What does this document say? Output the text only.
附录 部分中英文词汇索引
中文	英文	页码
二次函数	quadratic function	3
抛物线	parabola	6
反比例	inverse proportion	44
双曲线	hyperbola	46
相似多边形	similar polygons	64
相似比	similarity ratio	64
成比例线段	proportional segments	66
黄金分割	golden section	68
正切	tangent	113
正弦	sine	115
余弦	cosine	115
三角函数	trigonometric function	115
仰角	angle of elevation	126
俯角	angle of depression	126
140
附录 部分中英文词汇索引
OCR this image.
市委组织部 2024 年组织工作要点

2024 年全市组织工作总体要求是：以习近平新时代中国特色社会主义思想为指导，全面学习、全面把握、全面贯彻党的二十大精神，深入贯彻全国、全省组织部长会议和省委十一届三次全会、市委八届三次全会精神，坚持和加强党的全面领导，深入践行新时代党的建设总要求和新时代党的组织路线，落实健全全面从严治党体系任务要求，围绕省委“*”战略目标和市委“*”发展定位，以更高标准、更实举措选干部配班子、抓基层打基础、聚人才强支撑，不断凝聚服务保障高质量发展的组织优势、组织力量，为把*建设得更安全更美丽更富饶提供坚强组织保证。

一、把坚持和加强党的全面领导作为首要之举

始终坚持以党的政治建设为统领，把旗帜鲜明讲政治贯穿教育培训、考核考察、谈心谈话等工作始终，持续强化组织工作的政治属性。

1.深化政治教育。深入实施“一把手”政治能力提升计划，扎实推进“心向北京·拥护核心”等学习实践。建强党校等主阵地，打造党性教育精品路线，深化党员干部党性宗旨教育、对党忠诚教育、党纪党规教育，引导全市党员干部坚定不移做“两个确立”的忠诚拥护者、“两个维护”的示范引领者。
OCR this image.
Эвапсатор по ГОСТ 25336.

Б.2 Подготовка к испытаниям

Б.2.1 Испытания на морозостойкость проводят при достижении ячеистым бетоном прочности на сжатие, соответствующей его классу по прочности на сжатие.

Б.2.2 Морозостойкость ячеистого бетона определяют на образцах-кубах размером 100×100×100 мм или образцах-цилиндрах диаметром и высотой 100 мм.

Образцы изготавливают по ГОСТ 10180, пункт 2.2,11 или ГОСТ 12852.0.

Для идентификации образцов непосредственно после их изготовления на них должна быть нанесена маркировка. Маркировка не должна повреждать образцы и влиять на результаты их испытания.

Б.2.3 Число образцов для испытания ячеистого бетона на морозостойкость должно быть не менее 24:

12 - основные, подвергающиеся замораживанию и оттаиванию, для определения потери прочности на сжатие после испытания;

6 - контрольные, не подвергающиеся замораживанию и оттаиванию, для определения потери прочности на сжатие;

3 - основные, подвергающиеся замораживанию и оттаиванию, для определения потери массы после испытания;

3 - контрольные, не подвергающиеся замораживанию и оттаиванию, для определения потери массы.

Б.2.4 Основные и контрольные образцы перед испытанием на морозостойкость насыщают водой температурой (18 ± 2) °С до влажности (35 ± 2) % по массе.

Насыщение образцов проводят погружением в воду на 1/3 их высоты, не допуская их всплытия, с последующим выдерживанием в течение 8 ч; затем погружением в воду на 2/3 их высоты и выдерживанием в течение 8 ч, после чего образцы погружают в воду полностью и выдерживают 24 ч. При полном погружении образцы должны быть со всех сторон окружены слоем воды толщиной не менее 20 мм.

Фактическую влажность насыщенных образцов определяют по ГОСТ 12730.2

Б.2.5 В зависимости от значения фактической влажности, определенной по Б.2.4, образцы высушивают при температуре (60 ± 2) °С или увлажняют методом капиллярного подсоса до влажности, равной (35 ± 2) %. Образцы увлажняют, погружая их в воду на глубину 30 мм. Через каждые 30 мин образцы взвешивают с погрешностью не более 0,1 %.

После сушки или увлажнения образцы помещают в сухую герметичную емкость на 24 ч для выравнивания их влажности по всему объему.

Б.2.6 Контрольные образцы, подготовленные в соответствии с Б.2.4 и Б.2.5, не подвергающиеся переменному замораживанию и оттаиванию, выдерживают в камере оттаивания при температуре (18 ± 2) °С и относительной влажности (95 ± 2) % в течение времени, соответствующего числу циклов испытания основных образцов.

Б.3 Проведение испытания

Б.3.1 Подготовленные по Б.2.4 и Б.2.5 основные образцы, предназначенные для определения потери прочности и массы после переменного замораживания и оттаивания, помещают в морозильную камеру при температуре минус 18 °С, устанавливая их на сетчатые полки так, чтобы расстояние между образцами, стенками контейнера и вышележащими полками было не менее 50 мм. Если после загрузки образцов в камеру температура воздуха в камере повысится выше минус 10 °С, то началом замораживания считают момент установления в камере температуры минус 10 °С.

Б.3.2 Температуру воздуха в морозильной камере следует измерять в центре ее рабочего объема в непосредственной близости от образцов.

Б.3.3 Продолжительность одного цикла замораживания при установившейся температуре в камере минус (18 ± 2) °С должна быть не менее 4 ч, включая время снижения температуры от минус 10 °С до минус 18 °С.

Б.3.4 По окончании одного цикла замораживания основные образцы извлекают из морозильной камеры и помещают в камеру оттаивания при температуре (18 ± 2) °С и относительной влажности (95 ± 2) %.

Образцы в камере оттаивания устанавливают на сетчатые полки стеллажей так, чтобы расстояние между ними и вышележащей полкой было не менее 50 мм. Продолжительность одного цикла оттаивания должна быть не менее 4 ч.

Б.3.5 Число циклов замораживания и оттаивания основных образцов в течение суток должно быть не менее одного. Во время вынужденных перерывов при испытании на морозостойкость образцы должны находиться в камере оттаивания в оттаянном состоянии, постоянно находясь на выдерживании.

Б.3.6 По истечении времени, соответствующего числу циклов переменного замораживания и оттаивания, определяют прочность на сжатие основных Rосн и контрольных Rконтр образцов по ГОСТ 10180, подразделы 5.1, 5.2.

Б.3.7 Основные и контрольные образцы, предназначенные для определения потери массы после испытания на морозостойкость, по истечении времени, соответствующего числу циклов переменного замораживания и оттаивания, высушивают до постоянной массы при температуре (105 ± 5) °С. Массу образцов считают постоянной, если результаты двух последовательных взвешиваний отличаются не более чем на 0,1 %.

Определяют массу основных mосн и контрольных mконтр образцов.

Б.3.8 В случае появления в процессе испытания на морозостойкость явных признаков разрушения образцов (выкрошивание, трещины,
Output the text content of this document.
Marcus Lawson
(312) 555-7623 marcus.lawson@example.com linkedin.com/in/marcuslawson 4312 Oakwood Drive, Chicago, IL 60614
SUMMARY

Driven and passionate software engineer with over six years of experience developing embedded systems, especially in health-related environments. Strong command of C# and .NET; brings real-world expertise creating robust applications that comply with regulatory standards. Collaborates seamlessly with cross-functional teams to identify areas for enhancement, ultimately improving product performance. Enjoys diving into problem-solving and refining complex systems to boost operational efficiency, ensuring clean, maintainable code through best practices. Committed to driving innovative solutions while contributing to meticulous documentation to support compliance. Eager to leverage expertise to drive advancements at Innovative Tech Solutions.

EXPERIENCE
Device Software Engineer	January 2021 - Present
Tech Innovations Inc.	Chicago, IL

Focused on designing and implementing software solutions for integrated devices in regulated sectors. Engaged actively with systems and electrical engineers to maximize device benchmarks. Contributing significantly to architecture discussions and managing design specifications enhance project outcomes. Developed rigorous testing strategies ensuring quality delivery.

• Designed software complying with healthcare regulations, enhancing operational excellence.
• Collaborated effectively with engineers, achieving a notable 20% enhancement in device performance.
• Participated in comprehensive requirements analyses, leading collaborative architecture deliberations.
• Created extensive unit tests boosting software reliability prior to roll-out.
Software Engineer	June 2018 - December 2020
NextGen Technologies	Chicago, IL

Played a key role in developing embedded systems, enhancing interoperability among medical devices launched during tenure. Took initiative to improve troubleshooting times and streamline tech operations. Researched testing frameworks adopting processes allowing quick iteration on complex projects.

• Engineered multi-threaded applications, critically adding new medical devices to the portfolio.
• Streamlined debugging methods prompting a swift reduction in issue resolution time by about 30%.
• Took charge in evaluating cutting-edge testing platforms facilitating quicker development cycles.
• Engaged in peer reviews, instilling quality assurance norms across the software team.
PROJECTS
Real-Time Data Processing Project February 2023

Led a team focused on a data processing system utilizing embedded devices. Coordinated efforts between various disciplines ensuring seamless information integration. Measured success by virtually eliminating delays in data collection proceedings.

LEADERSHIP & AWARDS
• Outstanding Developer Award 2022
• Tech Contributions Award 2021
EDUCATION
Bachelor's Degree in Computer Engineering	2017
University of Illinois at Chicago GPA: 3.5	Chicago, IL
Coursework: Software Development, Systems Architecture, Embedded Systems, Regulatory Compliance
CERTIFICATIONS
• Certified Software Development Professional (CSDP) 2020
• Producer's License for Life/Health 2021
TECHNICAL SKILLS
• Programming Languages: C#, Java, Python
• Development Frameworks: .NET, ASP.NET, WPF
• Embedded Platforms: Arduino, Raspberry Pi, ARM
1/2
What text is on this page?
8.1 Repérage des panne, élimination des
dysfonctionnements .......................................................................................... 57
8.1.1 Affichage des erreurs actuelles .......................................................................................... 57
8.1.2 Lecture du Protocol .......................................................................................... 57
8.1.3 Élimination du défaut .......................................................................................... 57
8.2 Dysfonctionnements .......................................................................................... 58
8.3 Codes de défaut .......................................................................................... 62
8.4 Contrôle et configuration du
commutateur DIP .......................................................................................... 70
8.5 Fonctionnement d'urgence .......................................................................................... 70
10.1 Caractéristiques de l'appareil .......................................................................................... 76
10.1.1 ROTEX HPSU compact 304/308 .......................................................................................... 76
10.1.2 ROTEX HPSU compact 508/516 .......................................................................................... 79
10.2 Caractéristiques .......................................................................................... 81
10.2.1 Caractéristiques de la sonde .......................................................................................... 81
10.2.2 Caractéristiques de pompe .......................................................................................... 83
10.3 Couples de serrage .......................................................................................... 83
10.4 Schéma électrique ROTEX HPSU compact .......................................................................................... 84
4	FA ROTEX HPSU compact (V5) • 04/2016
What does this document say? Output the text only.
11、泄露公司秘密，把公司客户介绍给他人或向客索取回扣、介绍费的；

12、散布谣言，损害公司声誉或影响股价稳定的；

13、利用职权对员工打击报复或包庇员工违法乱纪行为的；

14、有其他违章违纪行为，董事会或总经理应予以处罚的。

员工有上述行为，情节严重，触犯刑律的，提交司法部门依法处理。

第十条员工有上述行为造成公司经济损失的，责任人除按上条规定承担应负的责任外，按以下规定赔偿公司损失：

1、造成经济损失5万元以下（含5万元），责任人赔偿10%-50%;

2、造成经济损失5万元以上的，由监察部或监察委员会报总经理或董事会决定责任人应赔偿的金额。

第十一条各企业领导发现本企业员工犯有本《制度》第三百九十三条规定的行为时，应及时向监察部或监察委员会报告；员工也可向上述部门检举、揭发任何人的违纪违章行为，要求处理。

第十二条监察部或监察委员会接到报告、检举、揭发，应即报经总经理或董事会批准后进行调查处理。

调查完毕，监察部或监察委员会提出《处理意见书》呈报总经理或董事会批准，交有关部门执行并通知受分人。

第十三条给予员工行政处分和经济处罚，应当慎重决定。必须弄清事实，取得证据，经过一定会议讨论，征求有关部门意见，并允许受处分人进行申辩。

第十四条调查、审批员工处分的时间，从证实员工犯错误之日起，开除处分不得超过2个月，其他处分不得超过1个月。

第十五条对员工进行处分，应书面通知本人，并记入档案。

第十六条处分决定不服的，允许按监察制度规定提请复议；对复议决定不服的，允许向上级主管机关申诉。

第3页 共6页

★ ★ ★ ★ ★

Brief
Among the entries, how many lines include the word "должно"? Answer with a single number and nothing further.

Output of the exercise
2